All lines holding the string "Gerilya" are to be shown.

begin DATA RECORDS

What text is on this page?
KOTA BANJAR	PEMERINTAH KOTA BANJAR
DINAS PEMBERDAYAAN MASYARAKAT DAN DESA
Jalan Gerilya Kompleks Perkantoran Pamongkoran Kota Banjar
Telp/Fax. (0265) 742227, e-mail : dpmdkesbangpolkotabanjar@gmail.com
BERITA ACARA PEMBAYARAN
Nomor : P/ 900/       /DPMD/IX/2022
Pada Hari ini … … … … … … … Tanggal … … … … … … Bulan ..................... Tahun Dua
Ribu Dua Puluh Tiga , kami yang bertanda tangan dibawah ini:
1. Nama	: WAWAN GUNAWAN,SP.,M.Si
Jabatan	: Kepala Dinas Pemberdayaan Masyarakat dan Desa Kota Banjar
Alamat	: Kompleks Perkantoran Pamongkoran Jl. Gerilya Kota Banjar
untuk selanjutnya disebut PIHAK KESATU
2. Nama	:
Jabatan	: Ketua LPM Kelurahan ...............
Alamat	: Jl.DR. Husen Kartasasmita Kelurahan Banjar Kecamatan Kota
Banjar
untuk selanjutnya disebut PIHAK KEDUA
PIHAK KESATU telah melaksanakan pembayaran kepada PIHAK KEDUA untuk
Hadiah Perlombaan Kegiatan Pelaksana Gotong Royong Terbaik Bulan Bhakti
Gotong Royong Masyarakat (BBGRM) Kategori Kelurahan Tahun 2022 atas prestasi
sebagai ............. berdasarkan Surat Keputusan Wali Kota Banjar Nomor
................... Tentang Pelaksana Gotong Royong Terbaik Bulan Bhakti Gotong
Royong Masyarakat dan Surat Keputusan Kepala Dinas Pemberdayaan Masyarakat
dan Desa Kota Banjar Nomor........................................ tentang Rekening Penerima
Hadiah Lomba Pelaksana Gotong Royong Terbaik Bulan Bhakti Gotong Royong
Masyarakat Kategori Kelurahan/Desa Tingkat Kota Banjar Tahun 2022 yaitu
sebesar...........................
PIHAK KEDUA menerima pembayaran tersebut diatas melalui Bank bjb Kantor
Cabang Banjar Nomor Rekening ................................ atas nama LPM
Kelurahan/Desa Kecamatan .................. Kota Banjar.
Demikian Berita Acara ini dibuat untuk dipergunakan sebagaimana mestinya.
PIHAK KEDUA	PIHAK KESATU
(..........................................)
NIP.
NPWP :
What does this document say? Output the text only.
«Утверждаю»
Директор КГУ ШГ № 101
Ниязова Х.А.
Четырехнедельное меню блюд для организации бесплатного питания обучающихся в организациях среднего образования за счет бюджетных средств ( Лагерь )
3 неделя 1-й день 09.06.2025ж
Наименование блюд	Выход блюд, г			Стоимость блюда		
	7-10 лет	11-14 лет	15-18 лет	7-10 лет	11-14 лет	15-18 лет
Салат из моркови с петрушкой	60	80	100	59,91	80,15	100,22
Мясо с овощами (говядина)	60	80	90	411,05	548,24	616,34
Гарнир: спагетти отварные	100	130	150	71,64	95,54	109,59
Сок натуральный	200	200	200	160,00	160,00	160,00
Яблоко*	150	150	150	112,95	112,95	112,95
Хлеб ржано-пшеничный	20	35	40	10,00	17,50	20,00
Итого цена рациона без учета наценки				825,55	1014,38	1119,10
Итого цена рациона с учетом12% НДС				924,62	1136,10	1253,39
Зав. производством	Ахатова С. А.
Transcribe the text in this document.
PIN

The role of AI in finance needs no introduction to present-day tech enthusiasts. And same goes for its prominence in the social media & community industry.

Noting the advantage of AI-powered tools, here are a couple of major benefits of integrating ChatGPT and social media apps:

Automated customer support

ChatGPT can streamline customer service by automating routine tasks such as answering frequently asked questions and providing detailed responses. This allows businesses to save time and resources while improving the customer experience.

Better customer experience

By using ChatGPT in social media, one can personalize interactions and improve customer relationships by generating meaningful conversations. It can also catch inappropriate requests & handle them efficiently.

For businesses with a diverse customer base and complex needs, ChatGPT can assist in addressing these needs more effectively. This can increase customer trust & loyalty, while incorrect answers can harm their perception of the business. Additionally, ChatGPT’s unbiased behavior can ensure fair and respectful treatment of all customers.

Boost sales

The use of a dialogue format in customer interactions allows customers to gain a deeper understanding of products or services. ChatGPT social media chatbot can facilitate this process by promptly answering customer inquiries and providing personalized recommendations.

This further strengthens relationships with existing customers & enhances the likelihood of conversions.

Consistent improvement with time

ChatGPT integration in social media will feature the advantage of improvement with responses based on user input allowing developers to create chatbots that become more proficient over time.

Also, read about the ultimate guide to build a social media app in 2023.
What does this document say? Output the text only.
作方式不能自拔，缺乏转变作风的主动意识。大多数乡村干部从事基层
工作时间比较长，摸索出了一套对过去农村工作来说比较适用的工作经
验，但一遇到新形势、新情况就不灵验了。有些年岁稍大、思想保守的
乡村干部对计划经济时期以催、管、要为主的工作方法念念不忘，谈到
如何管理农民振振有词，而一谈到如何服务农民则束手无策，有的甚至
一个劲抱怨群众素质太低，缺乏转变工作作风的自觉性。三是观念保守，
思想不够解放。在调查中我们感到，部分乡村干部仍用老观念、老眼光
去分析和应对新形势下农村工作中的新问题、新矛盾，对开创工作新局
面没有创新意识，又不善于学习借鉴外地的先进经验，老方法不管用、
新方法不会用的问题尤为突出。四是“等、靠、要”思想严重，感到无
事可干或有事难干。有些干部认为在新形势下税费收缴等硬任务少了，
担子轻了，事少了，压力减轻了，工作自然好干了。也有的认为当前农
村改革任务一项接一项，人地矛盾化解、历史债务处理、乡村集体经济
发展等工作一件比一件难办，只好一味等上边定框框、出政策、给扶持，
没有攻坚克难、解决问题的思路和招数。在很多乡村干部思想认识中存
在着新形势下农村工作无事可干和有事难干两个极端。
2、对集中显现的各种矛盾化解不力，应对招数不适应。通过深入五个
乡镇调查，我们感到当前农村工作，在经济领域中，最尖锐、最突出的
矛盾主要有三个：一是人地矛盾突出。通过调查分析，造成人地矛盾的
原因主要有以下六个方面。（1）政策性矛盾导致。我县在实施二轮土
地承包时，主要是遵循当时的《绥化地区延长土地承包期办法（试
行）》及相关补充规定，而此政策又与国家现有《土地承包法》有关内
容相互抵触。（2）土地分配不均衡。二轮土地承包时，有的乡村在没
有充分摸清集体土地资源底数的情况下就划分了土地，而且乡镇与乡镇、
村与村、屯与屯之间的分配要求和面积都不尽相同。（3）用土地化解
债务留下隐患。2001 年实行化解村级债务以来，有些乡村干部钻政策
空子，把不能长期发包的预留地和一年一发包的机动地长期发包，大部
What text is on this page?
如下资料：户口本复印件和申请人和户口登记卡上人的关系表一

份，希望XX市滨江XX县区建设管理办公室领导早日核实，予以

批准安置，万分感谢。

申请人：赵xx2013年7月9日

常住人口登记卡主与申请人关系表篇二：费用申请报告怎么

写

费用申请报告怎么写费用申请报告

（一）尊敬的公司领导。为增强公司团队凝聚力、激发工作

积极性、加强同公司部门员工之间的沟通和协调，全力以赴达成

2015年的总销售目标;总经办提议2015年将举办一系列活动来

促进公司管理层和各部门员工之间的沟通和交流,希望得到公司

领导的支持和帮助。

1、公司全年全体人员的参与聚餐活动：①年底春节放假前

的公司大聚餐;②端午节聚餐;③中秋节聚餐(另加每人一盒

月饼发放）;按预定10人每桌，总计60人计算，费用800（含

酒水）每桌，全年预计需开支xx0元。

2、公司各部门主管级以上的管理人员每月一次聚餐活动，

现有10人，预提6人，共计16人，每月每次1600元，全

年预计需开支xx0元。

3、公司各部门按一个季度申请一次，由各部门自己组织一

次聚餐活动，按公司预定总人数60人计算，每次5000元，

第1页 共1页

end DATA RECORDS

## RESULT OF THE EXERCISE
Jalan Gerilya Kompleks Perkantoran Pamongkoran Kota Banjar
Alamat	: Kompleks Perkantoran Pamongkoran Jl. Gerilya Kota Banjar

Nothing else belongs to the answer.